[WHAT IS ASKED]:
Copy out each line that mentions the word "summary".

>> START DATA FOR PROCESSING

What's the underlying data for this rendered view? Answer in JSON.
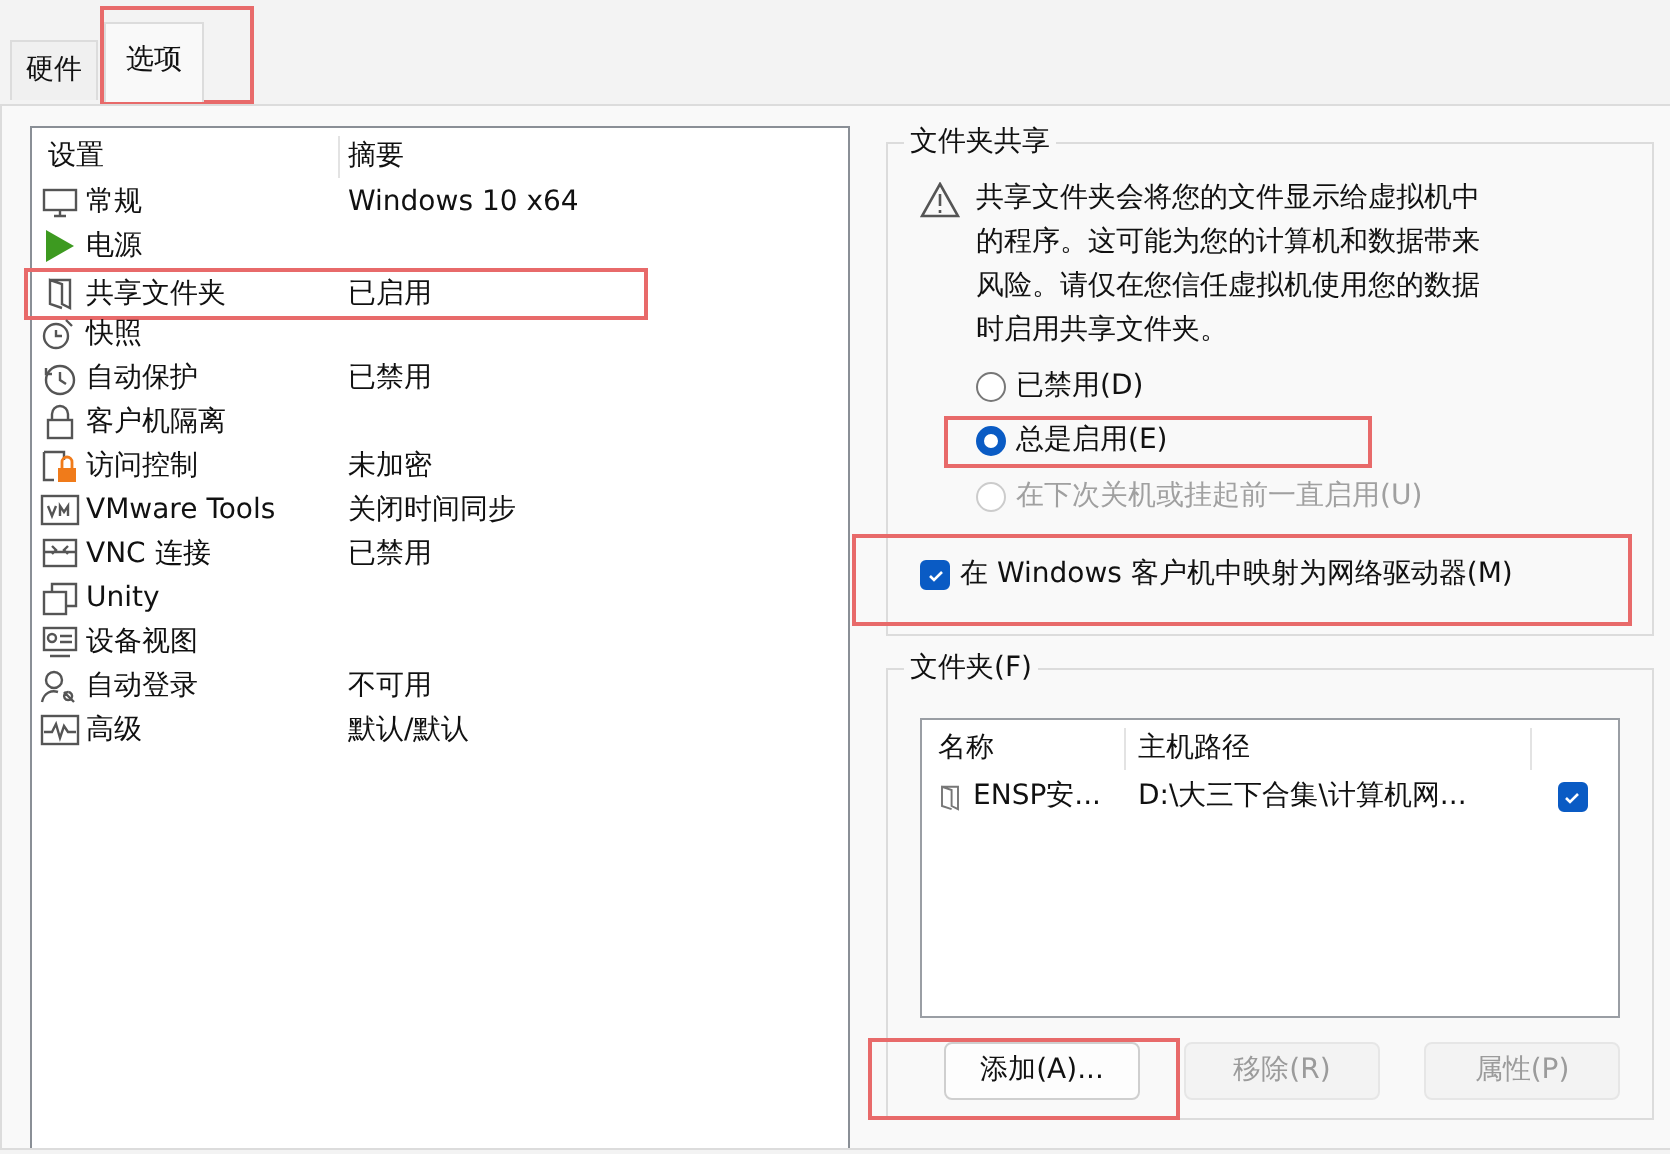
{
  "tabs": [
    {
      "label": "硬件",
      "selected": false,
      "highlighted": false
    },
    {
      "label": "选项",
      "selected": true,
      "highlighted": true
    }
  ],
  "settings": {
    "columns": [
      "设置",
      "摘要"
    ],
    "items": [
      {
        "name": "常规",
        "summary": "Windows 10 x64",
        "highlighted": false
      },
      {
        "name": "电源",
        "highlighted": false
      },
      {
        "name": "共享文件夹",
        "summary": "已启用",
        "highlighted": true
      },
      {
        "name": "快照",
        "highlighted": false
      },
      {
        "name": "自动保护",
        "summary": "已禁用",
        "highlighted": false
      },
      {
        "name": "客户机隔离",
        "highlighted": false
      },
      {
        "name": "访问控制",
        "summary": "未加密",
        "highlighted": false
      },
      {
        "name": "VMware Tools",
        "summary": "关闭时间同步",
        "highlighted": false
      },
      {
        "name": "VNC 连接",
        "summary": "已禁用",
        "highlighted": false
      },
      {
        "name": "Unity",
        "highlighted": false
      },
      {
        "name": "设备视图",
        "highlighted": false
      },
      {
        "name": "自动登录",
        "summary": "不可用",
        "highlighted": false
      },
      {
        "name": "高级",
        "summary": "默认/默认",
        "highlighted": false
      }
    ]
  },
  "folder_sharing": {
    "title": "文件夹共享",
    "warning": "共享文件夹会将您的文件显示给虚拟机中的程序。这可能为您的计算机和数据带来风险。请仅在您信任虚拟机使用您的数据时启用共享文件夹。",
    "options": [
      {
        "label": "已禁用(D)",
        "selected": false,
        "disabled": false,
        "highlighted": false
      },
      {
        "label": "总是启用(E)",
        "selected": true,
        "disabled": false,
        "highlighted": true
      },
      {
        "label": "在下次关机或挂起前一直启用(U)",
        "selected": false,
        "disabled": true,
        "highlighted": false
      }
    ],
    "map_drive": {
      "label": "在 Windows 客户机中映射为网络驱动器(M)",
      "checked": true,
      "highlighted": true
    }
  },
  "folders": {
    "title": "文件夹(F)",
    "columns": [
      "名称",
      "主机路径"
    ],
    "rows": [
      {
        "name": "ENSP安...",
        "path": "D:\\大三下合集\\计算机网...",
        "enabled": true
      }
    ],
    "buttons": [
      {
        "label": "添加(A)...",
        "disabled": false,
        "highlighted": true
      },
      {
        "label": "移除(R)",
        "disabled": true,
        "highlighted": false
      },
      {
        "label": "属性(P)",
        "disabled": true,
        "highlighted": false
      }
    ]
  }
}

>> END DATA FOR PROCESSING

[WRITTEN ANSWER]:
        "summary": "Windows 10 x64",
        "summary": "已启用",
        "summary": "已禁用",
        "summary": "未加密",
        "summary": "关闭时间同步",
        "summary": "已禁用",
        "summary": "不可用",
        "summary": "默认/默认",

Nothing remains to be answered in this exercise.